┌──

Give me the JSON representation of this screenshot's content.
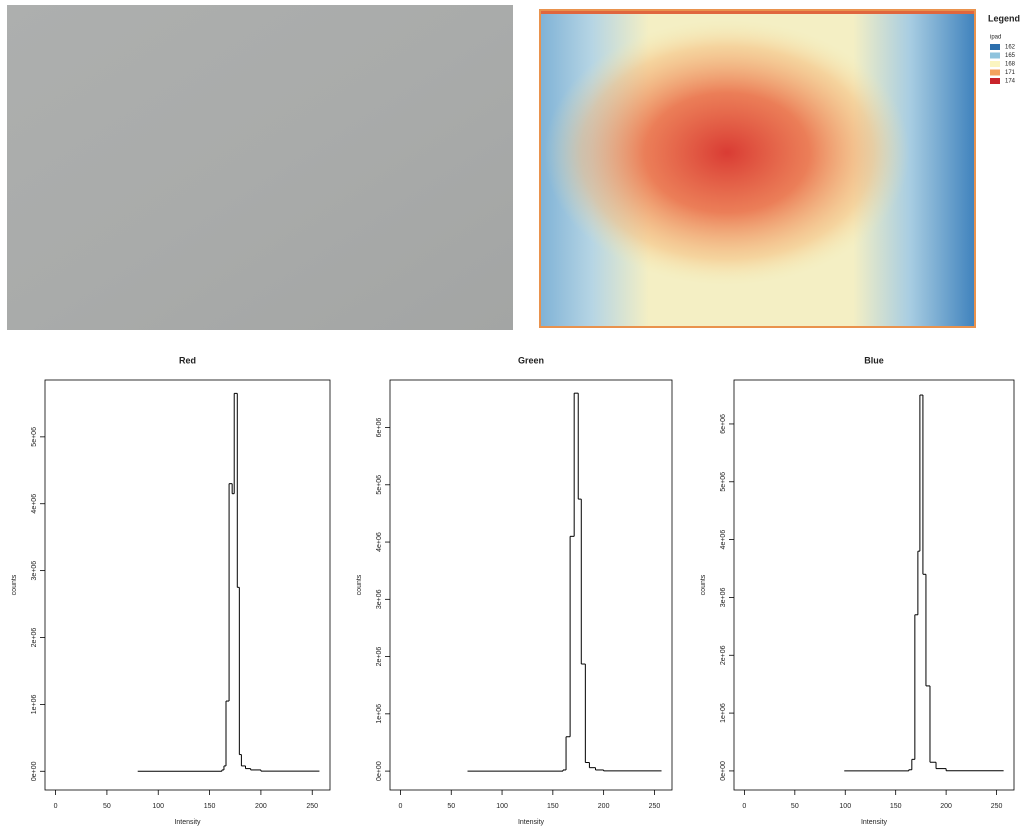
{
  "heatmap": {
    "legend_title": "Legend",
    "legend_subtitle": "ipad",
    "legend": [
      {
        "label": "162",
        "color": "#2c6fad"
      },
      {
        "label": "165",
        "color": "#8fc3dd"
      },
      {
        "label": "168",
        "color": "#fbf5c0"
      },
      {
        "label": "171",
        "color": "#f3a25e"
      },
      {
        "label": "174",
        "color": "#c9242b"
      }
    ]
  },
  "chart_data": [
    {
      "type": "histogram",
      "title": "Red",
      "xlabel": "Intensity",
      "ylabel": "counts",
      "color": "#000000",
      "bins": [
        80,
        162,
        164,
        166,
        169,
        172,
        174,
        177,
        179,
        181,
        185,
        190,
        200,
        257
      ],
      "counts": [
        0,
        20000,
        80000,
        1050000,
        4300000,
        4150000,
        5650000,
        2750000,
        250000,
        80000,
        40000,
        20000,
        3000
      ],
      "xlim": [
        -10.3,
        267.3
      ],
      "xticks": [
        0,
        50,
        100,
        150,
        200,
        250
      ],
      "ylim": [
        -280000,
        5850000
      ],
      "yticks": [
        {
          "value": 0,
          "label": "0e+00"
        },
        {
          "value": 1000000,
          "label": "1e+06"
        },
        {
          "value": 2000000,
          "label": "2e+06"
        },
        {
          "value": 3000000,
          "label": "3e+06"
        },
        {
          "value": 4000000,
          "label": "4e+06"
        },
        {
          "value": 5000000,
          "label": "5e+06"
        }
      ]
    },
    {
      "type": "histogram",
      "title": "Green",
      "xlabel": "Intensity",
      "ylabel": "counts",
      "color": "#000000",
      "bins": [
        66,
        160,
        163,
        167,
        171,
        175,
        178,
        182,
        186,
        192,
        200,
        257
      ],
      "counts": [
        0,
        20000,
        600000,
        4100000,
        6600000,
        4750000,
        1870000,
        150000,
        60000,
        20000,
        3000
      ],
      "xlim": [
        -10.3,
        267.3
      ],
      "xticks": [
        0,
        50,
        100,
        150,
        200,
        250
      ],
      "ylim": [
        -330000,
        6830000
      ],
      "yticks": [
        {
          "value": 0,
          "label": "0e+00"
        },
        {
          "value": 1000000,
          "label": "1e+06"
        },
        {
          "value": 2000000,
          "label": "2e+06"
        },
        {
          "value": 3000000,
          "label": "3e+06"
        },
        {
          "value": 4000000,
          "label": "4e+06"
        },
        {
          "value": 5000000,
          "label": "5e+06"
        },
        {
          "value": 6000000,
          "label": "6e+06"
        }
      ]
    },
    {
      "type": "histogram",
      "title": "Blue",
      "xlabel": "Intensity",
      "ylabel": "counts",
      "color": "#000000",
      "bins": [
        99,
        163,
        166,
        169,
        172,
        174,
        177,
        180,
        184,
        190,
        200,
        257
      ],
      "counts": [
        0,
        20000,
        200000,
        2700000,
        3800000,
        6500000,
        3400000,
        1470000,
        150000,
        40000,
        3000
      ],
      "xlim": [
        -10.3,
        267.3
      ],
      "xticks": [
        0,
        50,
        100,
        150,
        200,
        250
      ],
      "ylim": [
        -330000,
        6760000
      ],
      "yticks": [
        {
          "value": 0,
          "label": "0e+00"
        },
        {
          "value": 1000000,
          "label": "1e+06"
        },
        {
          "value": 2000000,
          "label": "2e+06"
        },
        {
          "value": 3000000,
          "label": "3e+06"
        },
        {
          "value": 4000000,
          "label": "4e+06"
        },
        {
          "value": 5000000,
          "label": "5e+06"
        },
        {
          "value": 6000000,
          "label": "6e+06"
        }
      ]
    }
  ]
}
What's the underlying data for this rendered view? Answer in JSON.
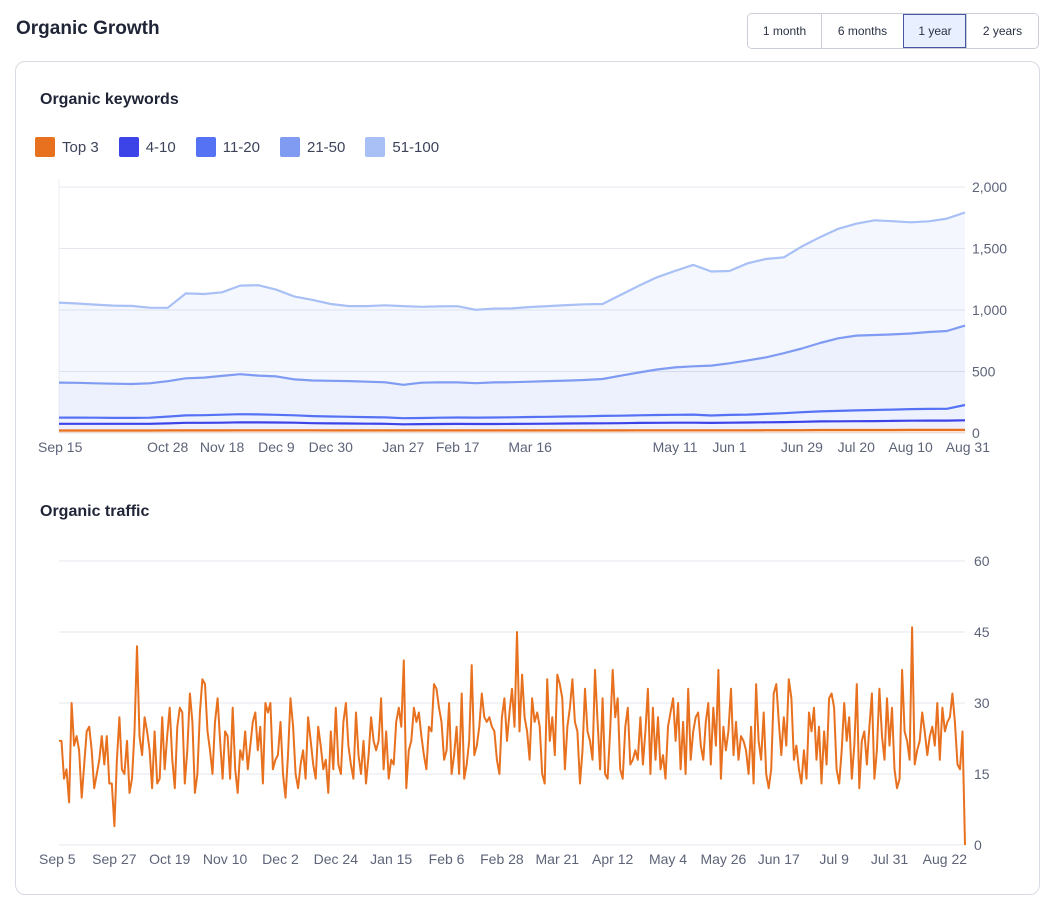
{
  "header": {
    "title": "Organic Growth"
  },
  "range": {
    "options": [
      "1 month",
      "6 months",
      "1 year",
      "2 years"
    ],
    "selected": "1 year"
  },
  "keywords": {
    "title": "Organic keywords",
    "legend": [
      {
        "label": "Top 3",
        "color": "#e8711f"
      },
      {
        "label": "4-10",
        "color": "#3c44e8"
      },
      {
        "label": "11-20",
        "color": "#5672f4"
      },
      {
        "label": "21-50",
        "color": "#7f9bf2"
      },
      {
        "label": "51-100",
        "color": "#a8c0f6"
      }
    ]
  },
  "traffic": {
    "title": "Organic traffic"
  },
  "colors": {
    "accent": "#e8711f",
    "selected_bg": "#e8efff",
    "grid": "#e4e7ee"
  },
  "chart_data": [
    {
      "type": "area",
      "title": "Organic keywords",
      "stacked": true,
      "y_axis_position": "right",
      "ylim": [
        0,
        2000
      ],
      "yticks": [
        0,
        500,
        1000,
        1500,
        2000
      ],
      "ytick_labels": [
        "0",
        "500",
        "1,000",
        "1,500",
        "2,000"
      ],
      "xtick_labels": [
        "Sep 15",
        "Oct 28",
        "Nov 18",
        "Dec 9",
        "Dec 30",
        "Jan 27",
        "Feb 17",
        "Mar 16",
        "May 11",
        "Jun 1",
        "Jun 29",
        "Jul 20",
        "Aug 10",
        "Aug 31"
      ],
      "xtick_index": [
        0,
        6,
        9,
        12,
        15,
        19,
        22,
        26,
        34,
        37,
        41,
        44,
        47,
        50
      ],
      "legend_position": "top-left",
      "grid": true,
      "x_count": 51,
      "series": [
        {
          "name": "Top 3",
          "color": "#e8711f",
          "values": [
            20,
            20,
            20,
            20,
            20,
            20,
            21,
            21,
            21,
            21,
            22,
            22,
            22,
            22,
            22,
            21,
            21,
            21,
            21,
            21,
            21,
            21,
            21,
            21,
            21,
            21,
            21,
            21,
            21,
            21,
            21,
            21,
            22,
            22,
            22,
            22,
            22,
            22,
            22,
            23,
            23,
            23,
            24,
            24,
            24,
            24,
            24,
            25,
            25,
            25,
            25
          ]
        },
        {
          "name": "4-10",
          "color": "#3c44e8",
          "values": [
            55,
            55,
            55,
            55,
            55,
            55,
            57,
            62,
            62,
            63,
            65,
            64,
            63,
            62,
            58,
            57,
            56,
            55,
            54,
            50,
            51,
            52,
            53,
            52,
            52,
            53,
            54,
            55,
            56,
            57,
            58,
            59,
            60,
            61,
            62,
            62,
            60,
            62,
            63,
            64,
            66,
            68,
            70,
            71,
            72,
            73,
            74,
            75,
            76,
            76,
            78
          ]
        },
        {
          "name": "11-20",
          "color": "#5672f4",
          "values": [
            50,
            50,
            49,
            48,
            48,
            49,
            55,
            60,
            62,
            65,
            66,
            65,
            63,
            60,
            57,
            56,
            55,
            53,
            52,
            49,
            50,
            51,
            52,
            52,
            53,
            54,
            55,
            56,
            57,
            58,
            60,
            61,
            62,
            63,
            64,
            66,
            60,
            63,
            65,
            68,
            72,
            78,
            82,
            85,
            88,
            90,
            92,
            94,
            95,
            96,
            125
          ]
        },
        {
          "name": "21-50",
          "color": "#7f9bf2",
          "values": [
            285,
            283,
            280,
            278,
            275,
            280,
            288,
            302,
            305,
            315,
            325,
            316,
            312,
            292,
            290,
            290,
            290,
            288,
            285,
            272,
            287,
            288,
            285,
            280,
            285,
            285,
            287,
            290,
            292,
            295,
            300,
            325,
            348,
            370,
            385,
            392,
            406,
            420,
            440,
            460,
            488,
            518,
            556,
            590,
            608,
            610,
            612,
            615,
            625,
            632,
            645
          ]
        },
        {
          "name": "51-100",
          "color": "#a8c0f6",
          "values": [
            650,
            645,
            640,
            635,
            635,
            615,
            597,
            690,
            680,
            680,
            720,
            735,
            705,
            673,
            655,
            625,
            610,
            615,
            626,
            640,
            617,
            617,
            620,
            597,
            600,
            600,
            607,
            610,
            614,
            615,
            610,
            657,
            705,
            750,
            785,
            825,
            765,
            750,
            790,
            800,
            779,
            830,
            860,
            890,
            910,
            932,
            920,
            904,
            900,
            914,
            920
          ]
        }
      ]
    },
    {
      "type": "line",
      "title": "Organic traffic",
      "y_axis_position": "right",
      "ylim": [
        0,
        60
      ],
      "yticks": [
        0,
        15,
        30,
        45,
        60
      ],
      "xtick_labels": [
        "Sep 5",
        "Sep 27",
        "Oct 19",
        "Nov 10",
        "Dec 2",
        "Dec 24",
        "Jan 15",
        "Feb 6",
        "Feb 28",
        "Mar 21",
        "Apr 12",
        "May 4",
        "May 26",
        "Jun 17",
        "Jul 9",
        "Jul 31",
        "Aug 22"
      ],
      "xtick_index": [
        0,
        22,
        44,
        66,
        88,
        110,
        132,
        154,
        176,
        198,
        220,
        242,
        264,
        286,
        308,
        330,
        352
      ],
      "grid": true,
      "series": [
        {
          "name": "Organic traffic",
          "color": "#e8711f",
          "values": [
            22,
            22,
            14,
            16,
            9,
            30,
            21,
            23,
            20,
            10,
            17,
            24,
            25,
            20,
            12,
            15,
            18,
            23,
            17,
            23,
            13,
            13,
            4,
            18,
            27,
            16,
            15,
            22,
            11,
            14,
            24,
            42,
            23,
            19,
            27,
            24,
            20,
            12,
            24,
            13,
            14,
            27,
            16,
            23,
            29,
            18,
            12,
            25,
            29,
            28,
            13,
            20,
            32,
            26,
            11,
            15,
            28,
            35,
            34,
            24,
            20,
            15,
            26,
            31,
            22,
            14,
            24,
            23,
            14,
            29,
            16,
            11,
            20,
            18,
            24,
            16,
            21,
            26,
            28,
            20,
            25,
            13,
            30,
            28,
            30,
            16,
            18,
            19,
            26,
            15,
            10,
            19,
            31,
            25,
            15,
            12,
            17,
            20,
            14,
            27,
            22,
            17,
            14,
            25,
            21,
            16,
            18,
            11,
            24,
            16,
            29,
            17,
            15,
            26,
            30,
            21,
            17,
            14,
            28,
            19,
            15,
            22,
            13,
            19,
            27,
            22,
            20,
            22,
            31,
            16,
            24,
            14,
            18,
            17,
            26,
            29,
            25,
            39,
            12,
            20,
            22,
            29,
            26,
            28,
            23,
            19,
            16,
            25,
            24,
            34,
            33,
            29,
            26,
            18,
            20,
            30,
            15,
            19,
            25,
            15,
            32,
            14,
            17,
            22,
            38,
            19,
            21,
            25,
            32,
            27,
            26,
            27,
            25,
            24,
            18,
            15,
            27,
            31,
            22,
            28,
            33,
            25,
            45,
            24,
            36,
            27,
            24,
            18,
            31,
            26,
            28,
            25,
            15,
            13,
            35,
            22,
            27,
            19,
            36,
            34,
            31,
            16,
            25,
            29,
            35,
            26,
            24,
            13,
            20,
            33,
            24,
            22,
            18,
            37,
            26,
            16,
            31,
            15,
            14,
            24,
            37,
            27,
            31,
            16,
            14,
            25,
            29,
            17,
            18,
            20,
            18,
            27,
            17,
            24,
            33,
            15,
            29,
            18,
            27,
            16,
            19,
            14,
            25,
            28,
            31,
            22,
            30,
            16,
            26,
            15,
            33,
            18,
            24,
            27,
            28,
            21,
            18,
            26,
            30,
            17,
            29,
            21,
            37,
            14,
            25,
            20,
            24,
            33,
            19,
            26,
            18,
            23,
            22,
            20,
            15,
            25,
            13,
            34,
            22,
            18,
            28,
            15,
            12,
            16,
            32,
            34,
            26,
            19,
            27,
            21,
            35,
            31,
            18,
            21,
            16,
            13,
            20,
            14,
            28,
            24,
            29,
            18,
            25,
            13,
            24,
            17,
            31,
            32,
            29,
            16,
            13,
            20,
            30,
            22,
            27,
            14,
            21,
            34,
            12,
            22,
            24,
            17,
            25,
            32,
            14,
            20,
            33,
            23,
            18,
            31,
            21,
            29,
            16,
            12,
            14,
            37,
            24,
            22,
            18,
            46,
            17,
            20,
            22,
            28,
            24,
            19,
            23,
            25,
            21,
            30,
            18,
            29,
            24,
            26,
            27,
            32,
            26,
            17,
            16,
            24,
            0
          ]
        }
      ]
    }
  ]
}
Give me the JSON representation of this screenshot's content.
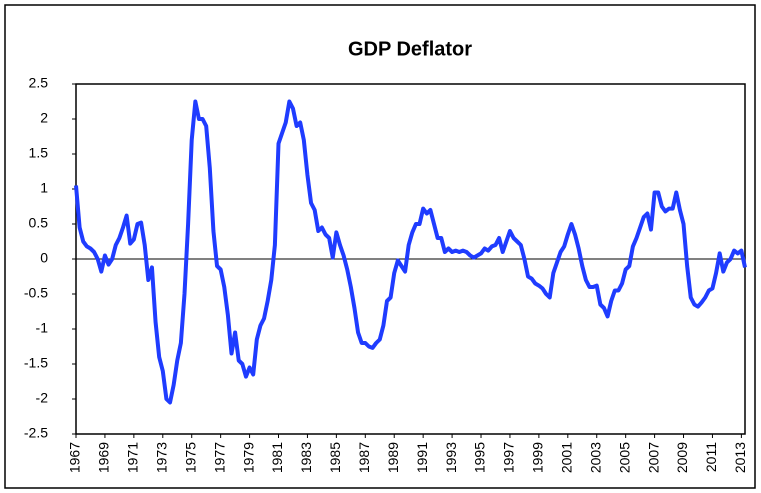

└──

### INSTRUCTIONS TO FOLLOW
Among the entries above, how many lines hold the string "name"? Give the number by itself.

### FULL ANSWER
6